▸ Problem description:
Take the material below and retype it in full; pictures are left out.

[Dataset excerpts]
-- Begin --

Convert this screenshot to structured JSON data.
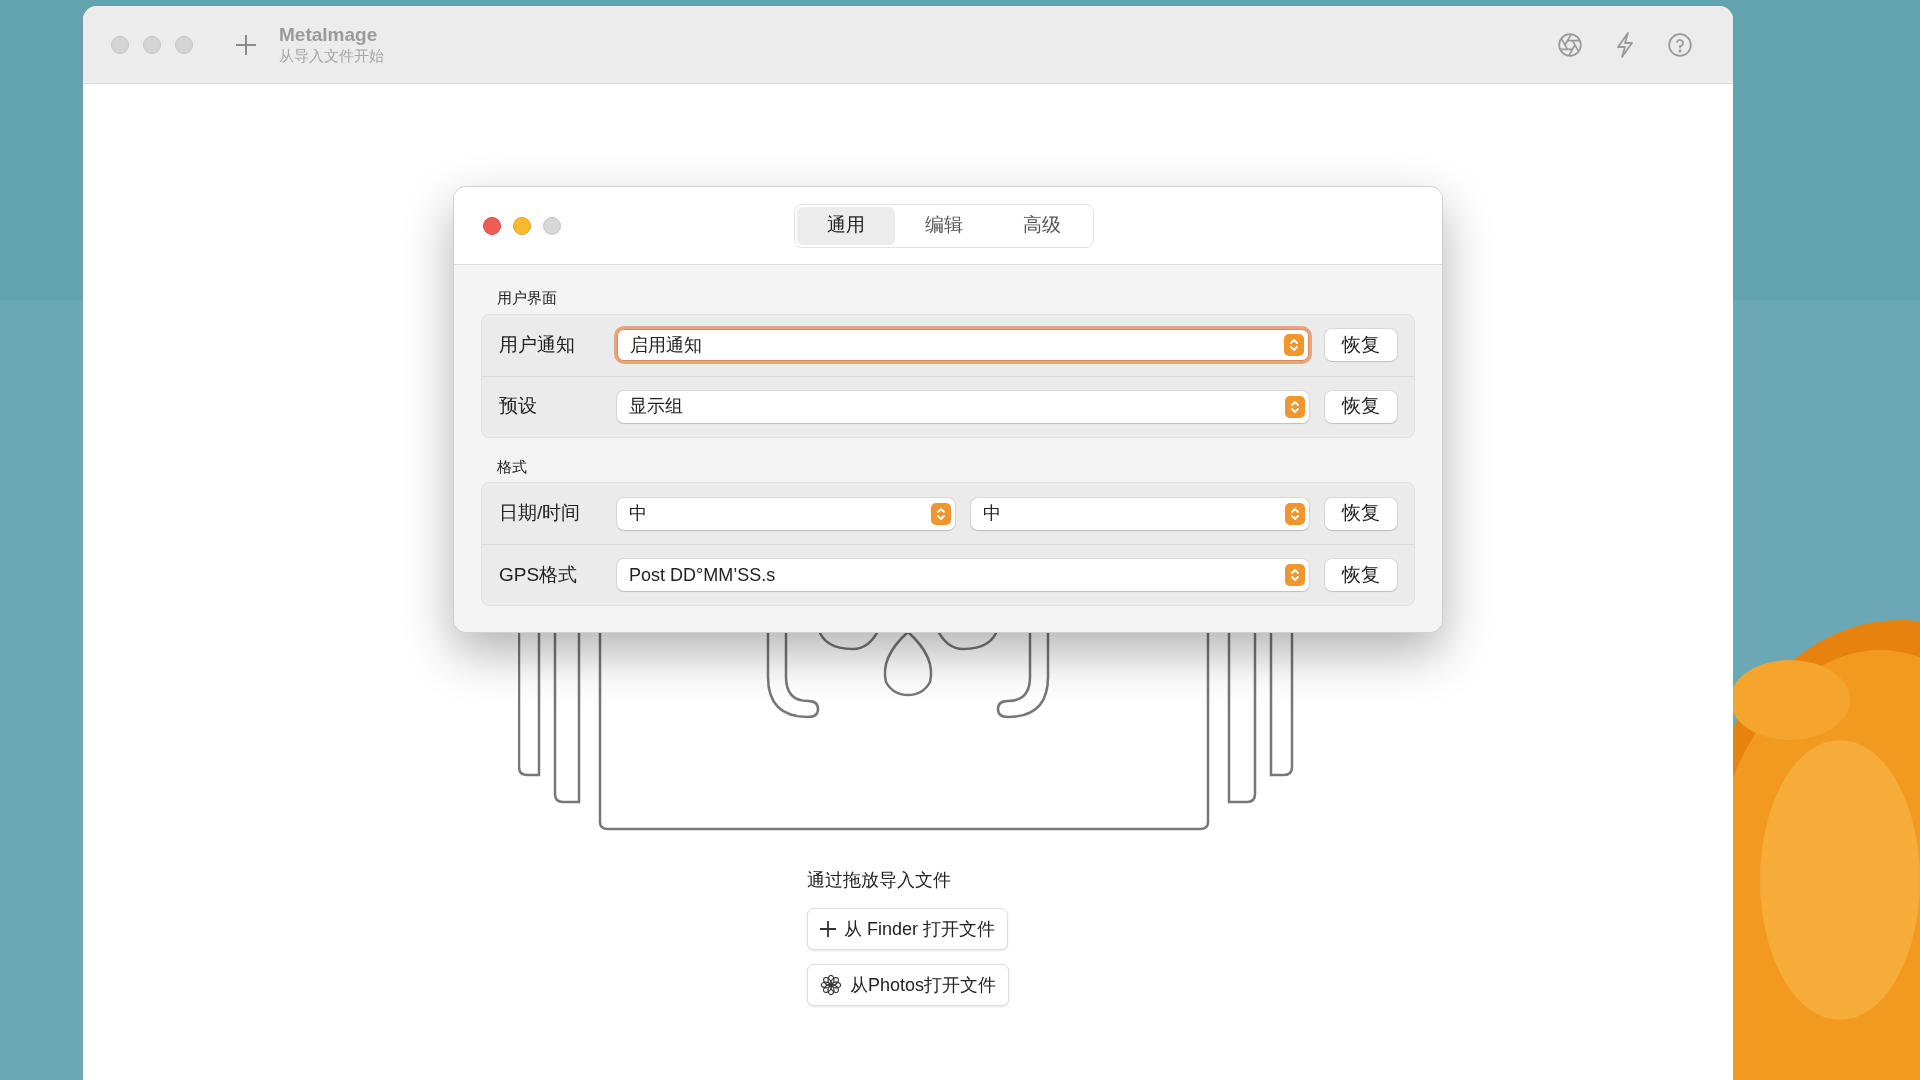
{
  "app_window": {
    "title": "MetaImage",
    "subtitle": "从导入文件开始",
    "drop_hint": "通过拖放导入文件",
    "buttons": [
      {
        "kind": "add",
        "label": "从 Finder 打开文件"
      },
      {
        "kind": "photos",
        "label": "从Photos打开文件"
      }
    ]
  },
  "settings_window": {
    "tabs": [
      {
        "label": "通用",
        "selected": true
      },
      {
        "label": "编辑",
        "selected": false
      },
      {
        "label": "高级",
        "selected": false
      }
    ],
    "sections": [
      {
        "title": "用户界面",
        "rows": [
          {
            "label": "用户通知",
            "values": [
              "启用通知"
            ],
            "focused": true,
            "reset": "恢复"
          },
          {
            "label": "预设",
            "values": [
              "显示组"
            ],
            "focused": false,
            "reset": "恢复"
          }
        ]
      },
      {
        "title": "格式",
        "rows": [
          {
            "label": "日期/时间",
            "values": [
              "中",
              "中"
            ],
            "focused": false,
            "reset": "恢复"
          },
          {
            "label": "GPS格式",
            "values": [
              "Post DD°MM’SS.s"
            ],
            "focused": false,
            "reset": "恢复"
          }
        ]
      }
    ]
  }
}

-- End --

▸ Result for this exercise:
Convert this screenshot to structured JSON data.
{
  "app_window": {
    "title": "MetaImage",
    "subtitle": "从导入文件开始",
    "drop_hint": "通过拖放导入文件",
    "buttons": [
      {
        "kind": "add",
        "label": "从 Finder 打开文件"
      },
      {
        "kind": "photos",
        "label": "从Photos打开文件"
      }
    ]
  },
  "settings_window": {
    "tabs": [
      {
        "label": "通用",
        "selected": true
      },
      {
        "label": "编辑",
        "selected": false
      },
      {
        "label": "高级",
        "selected": false
      }
    ],
    "sections": [
      {
        "title": "用户界面",
        "rows": [
          {
            "label": "用户通知",
            "values": [
              "启用通知"
            ],
            "focused": true,
            "reset": "恢复"
          },
          {
            "label": "预设",
            "values": [
              "显示组"
            ],
            "focused": false,
            "reset": "恢复"
          }
        ]
      },
      {
        "title": "格式",
        "rows": [
          {
            "label": "日期/时间",
            "values": [
              "中",
              "中"
            ],
            "focused": false,
            "reset": "恢复"
          },
          {
            "label": "GPS格式",
            "values": [
              "Post DD°MM’SS.s"
            ],
            "focused": false,
            "reset": "恢复"
          }
        ]
      }
    ]
  }
}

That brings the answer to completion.